Exercise objective:
Gather up the lines with the word "regression" in them.

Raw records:
__________
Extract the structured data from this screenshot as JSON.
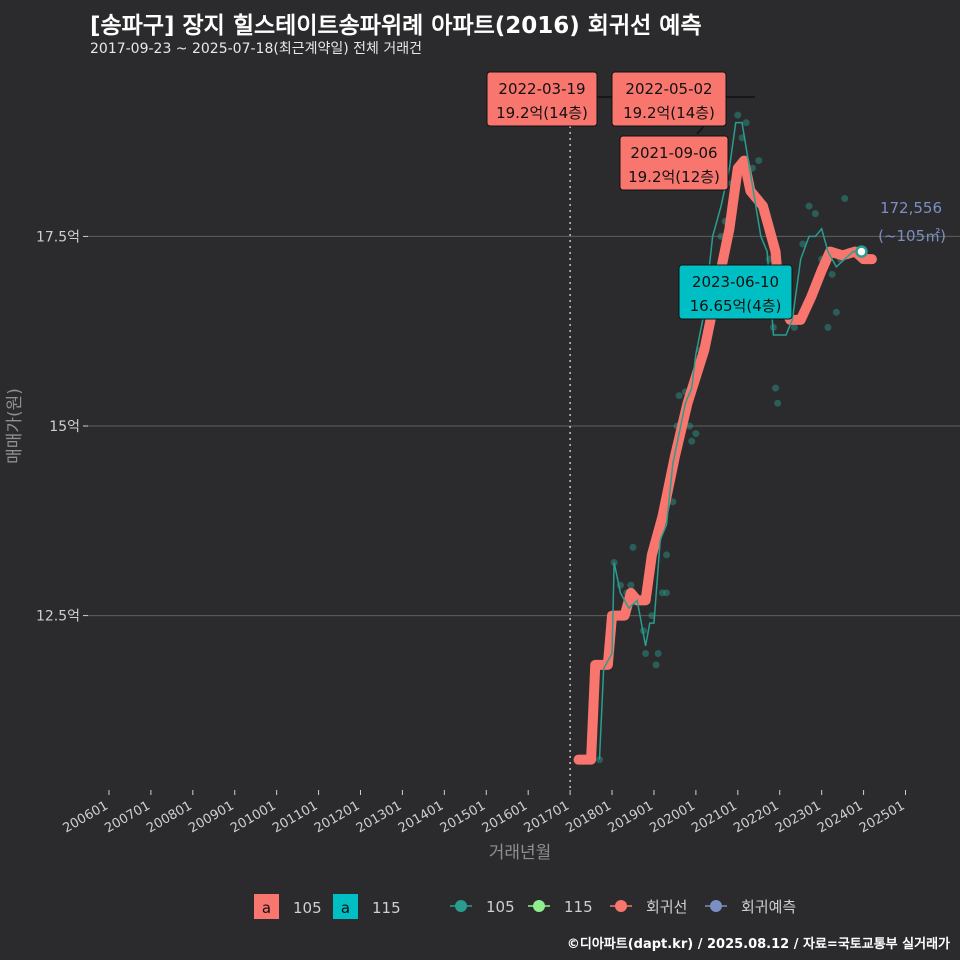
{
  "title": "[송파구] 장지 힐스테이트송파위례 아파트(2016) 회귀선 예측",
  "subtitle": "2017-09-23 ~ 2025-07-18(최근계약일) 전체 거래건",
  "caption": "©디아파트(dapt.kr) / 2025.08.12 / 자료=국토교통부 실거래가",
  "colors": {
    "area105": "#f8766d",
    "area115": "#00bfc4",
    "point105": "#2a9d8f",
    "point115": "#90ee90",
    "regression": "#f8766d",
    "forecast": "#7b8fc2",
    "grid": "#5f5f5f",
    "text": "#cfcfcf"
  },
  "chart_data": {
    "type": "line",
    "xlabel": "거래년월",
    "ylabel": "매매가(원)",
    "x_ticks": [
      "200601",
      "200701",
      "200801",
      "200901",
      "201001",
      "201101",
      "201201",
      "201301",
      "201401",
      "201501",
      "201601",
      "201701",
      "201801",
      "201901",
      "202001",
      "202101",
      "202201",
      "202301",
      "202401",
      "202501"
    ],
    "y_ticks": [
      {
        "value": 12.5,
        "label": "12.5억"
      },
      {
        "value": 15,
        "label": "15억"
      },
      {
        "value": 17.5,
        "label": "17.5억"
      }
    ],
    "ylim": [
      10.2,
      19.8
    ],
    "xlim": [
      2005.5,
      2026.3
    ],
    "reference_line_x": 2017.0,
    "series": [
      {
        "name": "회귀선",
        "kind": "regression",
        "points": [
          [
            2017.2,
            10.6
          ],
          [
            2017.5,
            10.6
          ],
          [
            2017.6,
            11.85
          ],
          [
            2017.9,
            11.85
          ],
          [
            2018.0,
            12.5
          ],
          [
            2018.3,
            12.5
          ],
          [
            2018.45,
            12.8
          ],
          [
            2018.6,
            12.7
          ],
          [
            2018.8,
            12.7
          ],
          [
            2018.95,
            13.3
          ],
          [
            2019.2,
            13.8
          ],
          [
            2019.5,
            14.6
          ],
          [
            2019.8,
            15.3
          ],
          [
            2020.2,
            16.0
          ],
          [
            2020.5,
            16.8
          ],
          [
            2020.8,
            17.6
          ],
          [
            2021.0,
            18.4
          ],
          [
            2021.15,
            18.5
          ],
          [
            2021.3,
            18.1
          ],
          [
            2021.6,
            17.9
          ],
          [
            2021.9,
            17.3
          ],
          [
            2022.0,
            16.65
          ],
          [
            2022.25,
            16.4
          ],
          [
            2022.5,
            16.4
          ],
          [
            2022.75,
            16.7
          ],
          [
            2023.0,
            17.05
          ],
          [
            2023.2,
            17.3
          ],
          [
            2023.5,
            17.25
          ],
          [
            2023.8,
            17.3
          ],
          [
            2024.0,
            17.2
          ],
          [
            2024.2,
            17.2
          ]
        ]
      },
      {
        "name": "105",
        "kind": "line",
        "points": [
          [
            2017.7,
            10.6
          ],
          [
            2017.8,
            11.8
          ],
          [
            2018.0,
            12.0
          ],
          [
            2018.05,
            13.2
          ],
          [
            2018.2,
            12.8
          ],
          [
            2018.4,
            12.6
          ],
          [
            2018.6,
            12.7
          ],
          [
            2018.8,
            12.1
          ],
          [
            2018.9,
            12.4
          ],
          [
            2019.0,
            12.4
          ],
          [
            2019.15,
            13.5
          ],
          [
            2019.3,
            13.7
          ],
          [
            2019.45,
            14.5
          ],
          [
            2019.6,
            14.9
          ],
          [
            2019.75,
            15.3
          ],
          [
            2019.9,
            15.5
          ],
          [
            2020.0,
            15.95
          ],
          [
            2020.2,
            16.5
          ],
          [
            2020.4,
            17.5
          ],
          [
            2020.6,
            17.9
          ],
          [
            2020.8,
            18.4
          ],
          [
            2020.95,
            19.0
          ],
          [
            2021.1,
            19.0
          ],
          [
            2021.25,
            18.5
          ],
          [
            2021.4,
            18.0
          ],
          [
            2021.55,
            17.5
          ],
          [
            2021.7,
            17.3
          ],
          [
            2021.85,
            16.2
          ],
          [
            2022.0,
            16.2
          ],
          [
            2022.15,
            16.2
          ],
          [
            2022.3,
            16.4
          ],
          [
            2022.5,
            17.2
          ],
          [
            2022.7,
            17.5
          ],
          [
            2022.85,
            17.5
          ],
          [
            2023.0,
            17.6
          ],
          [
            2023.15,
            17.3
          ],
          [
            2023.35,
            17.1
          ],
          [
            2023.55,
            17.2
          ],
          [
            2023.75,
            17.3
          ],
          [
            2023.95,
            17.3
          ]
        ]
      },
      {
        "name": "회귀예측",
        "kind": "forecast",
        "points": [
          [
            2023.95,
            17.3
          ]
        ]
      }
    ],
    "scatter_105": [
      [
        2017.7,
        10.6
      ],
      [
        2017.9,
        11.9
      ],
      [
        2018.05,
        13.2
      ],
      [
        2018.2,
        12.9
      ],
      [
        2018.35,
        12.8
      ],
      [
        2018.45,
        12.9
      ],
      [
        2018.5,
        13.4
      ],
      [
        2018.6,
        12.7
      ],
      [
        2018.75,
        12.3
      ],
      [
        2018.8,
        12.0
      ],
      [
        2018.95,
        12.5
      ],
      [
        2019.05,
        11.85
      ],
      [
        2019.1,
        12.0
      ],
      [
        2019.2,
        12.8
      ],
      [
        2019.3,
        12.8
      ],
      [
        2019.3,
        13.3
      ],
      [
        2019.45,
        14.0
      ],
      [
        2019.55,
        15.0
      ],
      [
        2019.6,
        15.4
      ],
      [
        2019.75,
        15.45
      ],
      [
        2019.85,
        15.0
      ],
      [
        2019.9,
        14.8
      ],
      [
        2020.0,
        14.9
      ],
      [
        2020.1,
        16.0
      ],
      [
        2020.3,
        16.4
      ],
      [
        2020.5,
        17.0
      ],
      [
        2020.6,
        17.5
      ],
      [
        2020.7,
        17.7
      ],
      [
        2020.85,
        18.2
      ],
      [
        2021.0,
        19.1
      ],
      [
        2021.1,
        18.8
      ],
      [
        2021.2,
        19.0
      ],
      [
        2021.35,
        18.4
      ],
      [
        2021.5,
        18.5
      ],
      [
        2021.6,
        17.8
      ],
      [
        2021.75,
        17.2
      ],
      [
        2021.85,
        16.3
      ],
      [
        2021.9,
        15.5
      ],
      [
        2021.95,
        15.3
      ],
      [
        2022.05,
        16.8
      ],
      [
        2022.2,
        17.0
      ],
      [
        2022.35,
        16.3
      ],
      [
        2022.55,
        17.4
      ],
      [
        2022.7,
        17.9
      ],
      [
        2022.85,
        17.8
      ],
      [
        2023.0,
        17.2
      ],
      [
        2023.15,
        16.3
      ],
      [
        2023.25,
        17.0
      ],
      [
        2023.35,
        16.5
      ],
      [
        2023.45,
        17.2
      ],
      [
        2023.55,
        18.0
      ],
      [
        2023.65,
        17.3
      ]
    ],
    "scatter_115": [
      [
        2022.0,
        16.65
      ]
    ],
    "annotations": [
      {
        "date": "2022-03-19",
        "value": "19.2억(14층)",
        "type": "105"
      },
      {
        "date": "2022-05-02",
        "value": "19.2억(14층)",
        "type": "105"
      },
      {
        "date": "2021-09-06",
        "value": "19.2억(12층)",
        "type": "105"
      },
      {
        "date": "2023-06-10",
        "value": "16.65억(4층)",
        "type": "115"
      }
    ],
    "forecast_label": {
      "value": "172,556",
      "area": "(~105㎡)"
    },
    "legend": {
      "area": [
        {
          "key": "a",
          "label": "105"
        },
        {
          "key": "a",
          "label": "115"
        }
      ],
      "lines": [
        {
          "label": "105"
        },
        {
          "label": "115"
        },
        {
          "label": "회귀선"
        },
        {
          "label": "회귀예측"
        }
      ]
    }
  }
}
__________
Worked solution:
    "regression": "#f8766d",
        "kind": "regression",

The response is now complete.